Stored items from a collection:
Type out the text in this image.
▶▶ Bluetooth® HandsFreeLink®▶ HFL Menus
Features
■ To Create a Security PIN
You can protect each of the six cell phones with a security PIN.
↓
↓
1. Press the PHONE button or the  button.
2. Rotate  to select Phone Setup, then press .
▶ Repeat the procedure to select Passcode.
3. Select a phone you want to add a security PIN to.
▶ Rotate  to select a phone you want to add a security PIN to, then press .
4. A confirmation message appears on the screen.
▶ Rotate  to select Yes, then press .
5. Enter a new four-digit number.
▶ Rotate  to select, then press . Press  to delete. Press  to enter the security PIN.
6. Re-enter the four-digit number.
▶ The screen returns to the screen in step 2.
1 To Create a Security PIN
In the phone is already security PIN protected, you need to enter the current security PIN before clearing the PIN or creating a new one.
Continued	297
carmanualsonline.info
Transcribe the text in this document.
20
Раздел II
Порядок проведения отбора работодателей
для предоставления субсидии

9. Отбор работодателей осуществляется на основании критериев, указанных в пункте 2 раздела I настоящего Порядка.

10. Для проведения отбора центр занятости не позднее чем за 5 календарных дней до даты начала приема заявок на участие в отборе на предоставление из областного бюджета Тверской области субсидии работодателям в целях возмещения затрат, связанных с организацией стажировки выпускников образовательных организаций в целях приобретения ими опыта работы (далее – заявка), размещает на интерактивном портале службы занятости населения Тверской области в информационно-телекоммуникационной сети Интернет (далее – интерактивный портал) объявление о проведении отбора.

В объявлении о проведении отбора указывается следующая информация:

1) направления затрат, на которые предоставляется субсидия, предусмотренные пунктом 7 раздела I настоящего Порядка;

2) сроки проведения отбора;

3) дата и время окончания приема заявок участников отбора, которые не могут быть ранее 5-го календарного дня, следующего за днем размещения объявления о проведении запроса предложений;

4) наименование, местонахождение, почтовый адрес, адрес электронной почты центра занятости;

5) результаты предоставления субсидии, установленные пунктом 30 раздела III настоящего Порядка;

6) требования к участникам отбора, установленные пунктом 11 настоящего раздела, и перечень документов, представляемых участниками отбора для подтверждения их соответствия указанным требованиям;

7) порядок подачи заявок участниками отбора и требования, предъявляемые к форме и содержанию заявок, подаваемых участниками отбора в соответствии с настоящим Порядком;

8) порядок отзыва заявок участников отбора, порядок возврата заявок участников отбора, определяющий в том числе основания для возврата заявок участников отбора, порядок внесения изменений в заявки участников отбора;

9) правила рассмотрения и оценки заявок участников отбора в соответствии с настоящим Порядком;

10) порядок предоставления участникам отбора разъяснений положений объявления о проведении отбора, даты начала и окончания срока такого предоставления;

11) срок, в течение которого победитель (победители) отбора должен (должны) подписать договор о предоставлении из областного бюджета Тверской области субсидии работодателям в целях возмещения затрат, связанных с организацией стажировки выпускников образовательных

» **WHAT THE TASK REQUIRES**: Extract all of the data above without altering anything.

» **FINISHED EXERCISE**:
Type out the text in this image.
▶▶ Bluetooth® HandsFreeLink®▶ HFL Menus
Features
■ To Create a Security PIN
You can protect each of the six cell phones with a security PIN.
↓
↓
1. Press the PHONE button or the  button.
2. Rotate  to select Phone Setup, then press .
▶ Repeat the procedure to select Passcode.
3. Select a phone you want to add a security PIN to.
▶ Rotate  to select a phone you want to add a security PIN to, then press .
4. A confirmation message appears on the screen.
▶ Rotate  to select Yes, then press .
5. Enter a new four-digit number.
▶ Rotate  to select, then press . Press  to delete. Press  to enter the security PIN.
6. Re-enter the four-digit number.
▶ The screen returns to the screen in step 2.
1 To Create a Security PIN
In the phone is already security PIN protected, you need to enter the current security PIN before clearing the PIN or creating a new one.
Continued	297
carmanualsonline.info
Transcribe the text in this document.
20
Раздел II
Порядок проведения отбора работодателей
для предоставления субсидии

9. Отбор работодателей осуществляется на основании критериев, указанных в пункте 2 раздела I настоящего Порядка.

10. Для проведения отбора центр занятости не позднее чем за 5 календарных дней до даты начала приема заявок на участие в отборе на предоставление из областного бюджета Тверской области субсидии работодателям в целях возмещения затрат, связанных с организацией стажировки выпускников образовательных организаций в целях приобретения ими опыта работы (далее – заявка), размещает на интерактивном портале службы занятости населения Тверской области в информационно-телекоммуникационной сети Интернет (далее – интерактивный портал) объявление о проведении отбора.

В объявлении о проведении отбора указывается следующая информация:

1) направления затрат, на которые предоставляется субсидия, предусмотренные пунктом 7 раздела I настоящего Порядка;

2) сроки проведения отбора;

3) дата и время окончания приема заявок участников отбора, которые не могут быть ранее 5-го календарного дня, следующего за днем размещения объявления о проведении запроса предложений;

4) наименование, местонахождение, почтовый адрес, адрес электронной почты центра занятости;

5) результаты предоставления субсидии, установленные пунктом 30 раздела III настоящего Порядка;

6) требования к участникам отбора, установленные пунктом 11 настоящего раздела, и перечень документов, представляемых участниками отбора для подтверждения их соответствия указанным требованиям;

7) порядок подачи заявок участниками отбора и требования, предъявляемые к форме и содержанию заявок, подаваемых участниками отбора в соответствии с настоящим Порядком;

8) порядок отзыва заявок участников отбора, порядок возврата заявок участников отбора, определяющий в том числе основания для возврата заявок участников отбора, порядок внесения изменений в заявки участников отбора;

9) правила рассмотрения и оценки заявок участников отбора в соответствии с настоящим Порядком;

10) порядок предоставления участникам отбора разъяснений положений объявления о проведении отбора, даты начала и окончания срока такого предоставления;

11) срок, в течение которого победитель (победители) отбора должен (должны) подписать договор о предоставлении из областного бюджета Тверской области субсидии работодателям в целях возмещения затрат, связанных с организацией стажировки выпускников образовательных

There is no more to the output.